What to do> Copy every line from the material below that holds "titular".

BEGIN Records shown

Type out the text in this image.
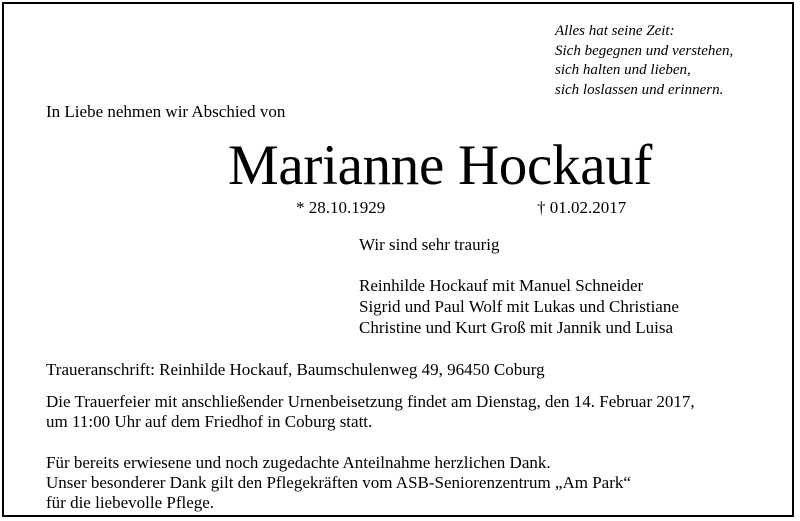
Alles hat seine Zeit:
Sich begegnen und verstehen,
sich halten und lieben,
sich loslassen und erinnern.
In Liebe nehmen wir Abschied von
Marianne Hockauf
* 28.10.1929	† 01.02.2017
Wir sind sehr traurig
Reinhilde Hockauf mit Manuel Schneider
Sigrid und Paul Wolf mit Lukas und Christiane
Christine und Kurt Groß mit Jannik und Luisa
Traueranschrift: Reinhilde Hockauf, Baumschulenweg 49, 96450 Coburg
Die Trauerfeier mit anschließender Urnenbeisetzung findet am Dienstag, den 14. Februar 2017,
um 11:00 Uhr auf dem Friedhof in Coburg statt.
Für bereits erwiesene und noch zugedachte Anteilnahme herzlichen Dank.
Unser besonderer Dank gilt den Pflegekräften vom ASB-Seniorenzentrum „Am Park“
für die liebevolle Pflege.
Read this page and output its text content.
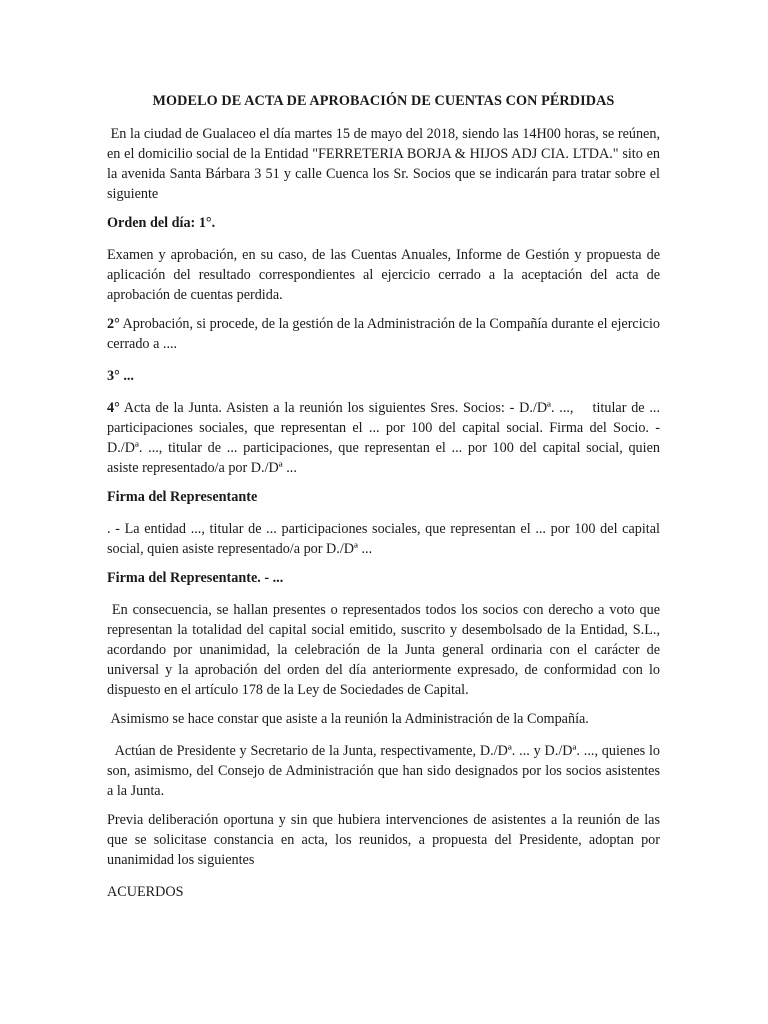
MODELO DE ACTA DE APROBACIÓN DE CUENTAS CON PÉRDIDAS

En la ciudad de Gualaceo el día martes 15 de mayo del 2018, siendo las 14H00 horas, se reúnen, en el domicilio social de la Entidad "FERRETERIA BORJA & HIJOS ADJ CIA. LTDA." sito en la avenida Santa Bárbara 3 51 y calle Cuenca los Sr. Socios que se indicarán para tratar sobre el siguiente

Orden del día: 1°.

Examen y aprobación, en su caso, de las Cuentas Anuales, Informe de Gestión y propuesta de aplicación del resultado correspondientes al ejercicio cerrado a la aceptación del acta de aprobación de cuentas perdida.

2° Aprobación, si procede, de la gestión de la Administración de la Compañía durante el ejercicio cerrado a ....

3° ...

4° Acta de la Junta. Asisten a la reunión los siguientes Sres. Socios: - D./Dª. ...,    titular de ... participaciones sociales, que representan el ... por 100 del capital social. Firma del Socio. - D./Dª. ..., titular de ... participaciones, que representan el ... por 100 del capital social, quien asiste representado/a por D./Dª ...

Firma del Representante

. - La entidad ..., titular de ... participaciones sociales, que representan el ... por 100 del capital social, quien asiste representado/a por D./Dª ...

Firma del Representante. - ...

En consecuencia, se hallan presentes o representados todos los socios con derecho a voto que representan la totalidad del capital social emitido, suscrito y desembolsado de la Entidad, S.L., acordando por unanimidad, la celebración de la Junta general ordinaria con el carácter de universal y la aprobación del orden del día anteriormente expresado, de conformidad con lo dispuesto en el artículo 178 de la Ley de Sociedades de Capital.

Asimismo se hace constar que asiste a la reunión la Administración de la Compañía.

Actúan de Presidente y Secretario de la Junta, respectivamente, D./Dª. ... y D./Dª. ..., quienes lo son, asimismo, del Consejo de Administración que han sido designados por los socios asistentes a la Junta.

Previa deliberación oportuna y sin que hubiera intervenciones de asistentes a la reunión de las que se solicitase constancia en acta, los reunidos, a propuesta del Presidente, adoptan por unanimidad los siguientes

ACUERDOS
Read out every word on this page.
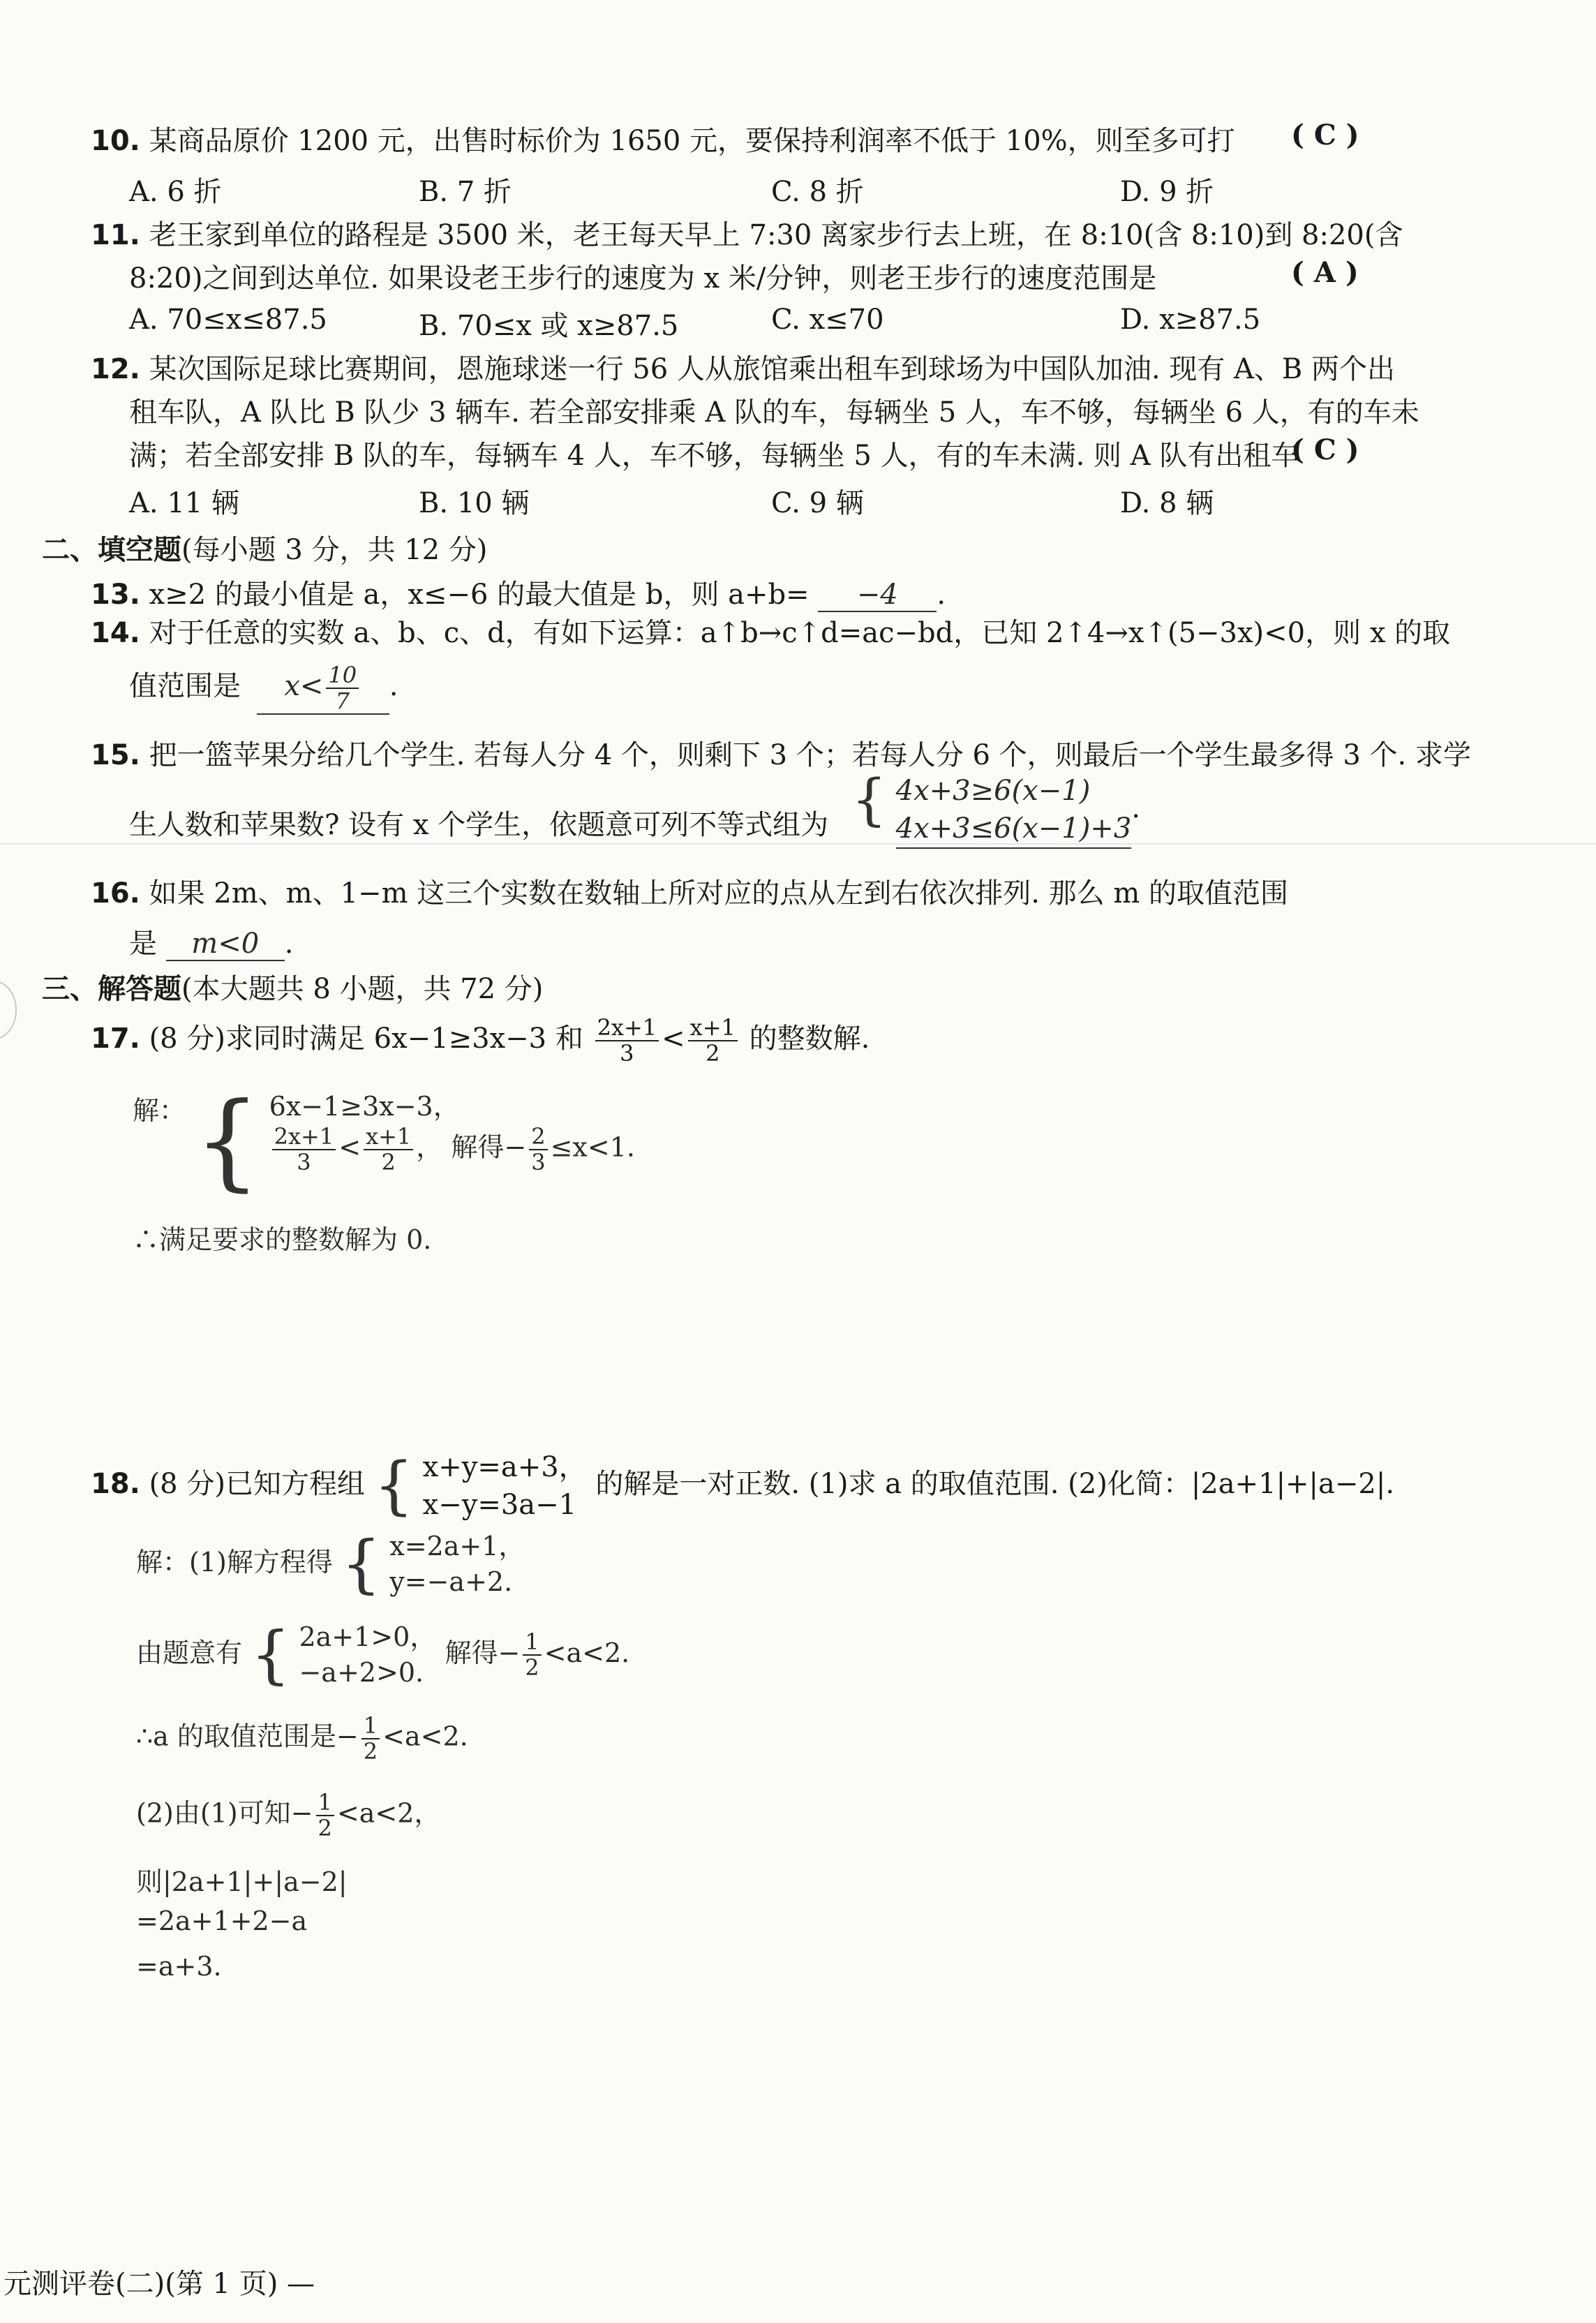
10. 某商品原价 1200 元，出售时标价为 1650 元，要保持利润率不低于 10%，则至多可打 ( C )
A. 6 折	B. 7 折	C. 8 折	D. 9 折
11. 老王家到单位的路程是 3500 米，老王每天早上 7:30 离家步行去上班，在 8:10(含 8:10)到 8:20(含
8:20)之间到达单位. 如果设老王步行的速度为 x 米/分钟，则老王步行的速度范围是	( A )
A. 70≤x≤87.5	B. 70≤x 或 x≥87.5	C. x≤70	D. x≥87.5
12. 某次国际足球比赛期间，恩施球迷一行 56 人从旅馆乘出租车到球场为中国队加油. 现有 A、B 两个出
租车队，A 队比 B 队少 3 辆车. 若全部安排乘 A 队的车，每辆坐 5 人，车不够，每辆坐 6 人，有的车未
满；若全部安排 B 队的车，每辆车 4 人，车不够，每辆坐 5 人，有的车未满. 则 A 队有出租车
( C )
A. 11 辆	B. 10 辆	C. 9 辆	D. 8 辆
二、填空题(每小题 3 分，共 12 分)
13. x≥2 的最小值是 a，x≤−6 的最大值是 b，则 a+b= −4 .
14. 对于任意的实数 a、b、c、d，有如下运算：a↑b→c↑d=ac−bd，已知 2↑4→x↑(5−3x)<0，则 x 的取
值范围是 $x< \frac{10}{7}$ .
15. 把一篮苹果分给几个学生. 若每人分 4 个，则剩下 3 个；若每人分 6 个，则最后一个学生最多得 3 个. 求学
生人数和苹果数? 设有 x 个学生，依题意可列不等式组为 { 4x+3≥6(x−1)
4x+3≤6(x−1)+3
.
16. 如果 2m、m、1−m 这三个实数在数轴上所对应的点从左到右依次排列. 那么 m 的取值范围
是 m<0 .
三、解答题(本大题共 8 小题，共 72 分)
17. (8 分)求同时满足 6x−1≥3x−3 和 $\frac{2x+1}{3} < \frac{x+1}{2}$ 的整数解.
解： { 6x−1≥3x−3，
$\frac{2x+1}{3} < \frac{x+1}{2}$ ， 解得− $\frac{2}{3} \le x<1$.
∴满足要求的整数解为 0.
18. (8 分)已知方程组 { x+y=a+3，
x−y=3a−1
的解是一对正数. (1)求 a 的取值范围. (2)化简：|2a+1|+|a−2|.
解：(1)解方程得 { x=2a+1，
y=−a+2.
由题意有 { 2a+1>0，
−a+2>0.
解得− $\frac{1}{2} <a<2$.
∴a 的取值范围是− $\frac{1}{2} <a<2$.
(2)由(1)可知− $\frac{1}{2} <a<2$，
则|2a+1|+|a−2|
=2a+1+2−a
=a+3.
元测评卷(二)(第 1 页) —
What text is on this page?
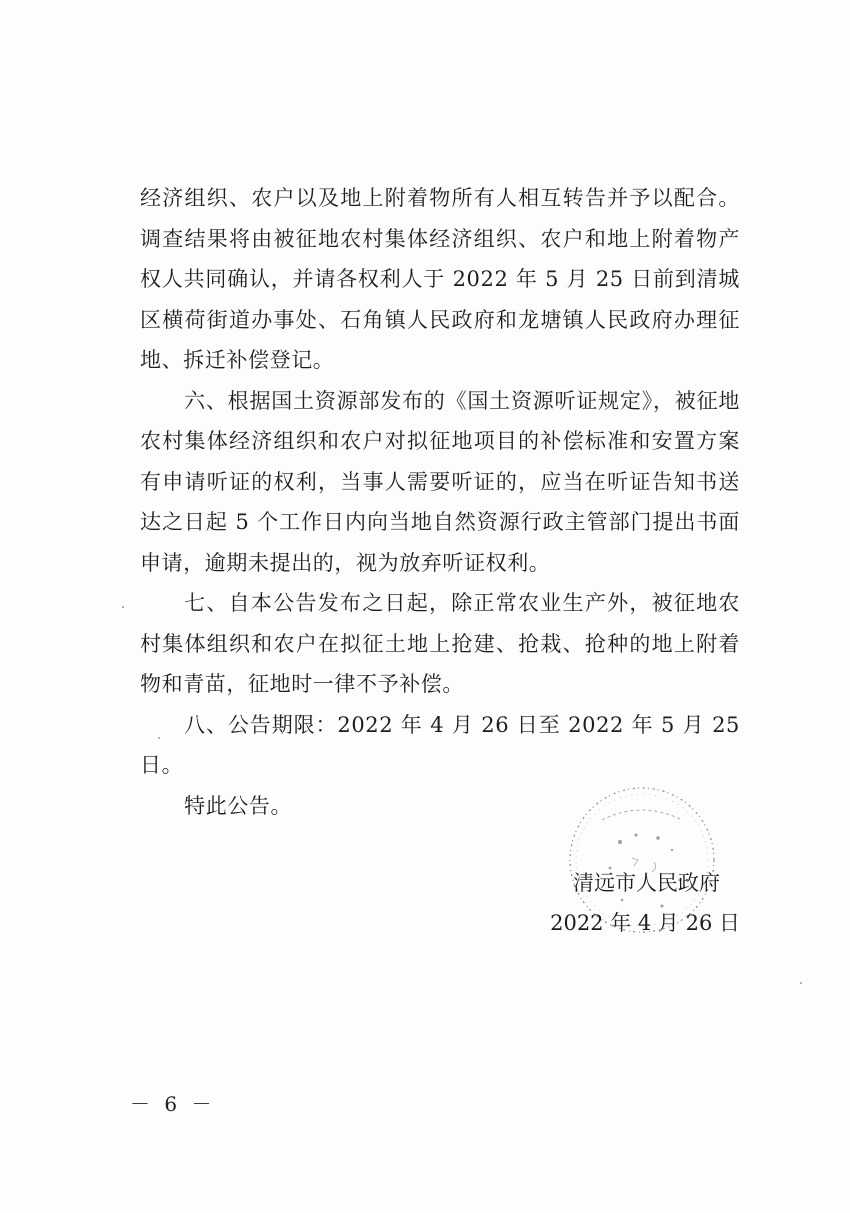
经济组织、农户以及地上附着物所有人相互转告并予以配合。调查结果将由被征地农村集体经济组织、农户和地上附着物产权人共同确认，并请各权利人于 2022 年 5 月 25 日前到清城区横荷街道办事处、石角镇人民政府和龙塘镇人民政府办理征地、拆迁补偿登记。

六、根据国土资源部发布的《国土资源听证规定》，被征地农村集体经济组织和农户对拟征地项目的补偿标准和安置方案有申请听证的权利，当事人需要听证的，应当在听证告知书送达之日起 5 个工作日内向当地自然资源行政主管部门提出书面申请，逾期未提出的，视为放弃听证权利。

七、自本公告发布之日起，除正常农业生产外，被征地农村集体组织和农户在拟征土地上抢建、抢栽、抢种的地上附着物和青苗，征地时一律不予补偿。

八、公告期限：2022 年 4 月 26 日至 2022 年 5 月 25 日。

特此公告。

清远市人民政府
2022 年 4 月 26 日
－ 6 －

END Records shown

Task response>
4° Acta de la Junta. Asisten a la reunión los siguientes Sres. Socios: - D./Dª. ...,    titular de ... participaciones sociales, que representan el ... por 100 del capital social. Firma del Socio. - D./Dª. ..., titular de ... participaciones, que representan el ... por 100 del capital social, quien asiste representado/a por D./Dª ...
. - La entidad ..., titular de ... participaciones sociales, que representan el ... por 100 del capital social, quien asiste representado/a por D./Dª ...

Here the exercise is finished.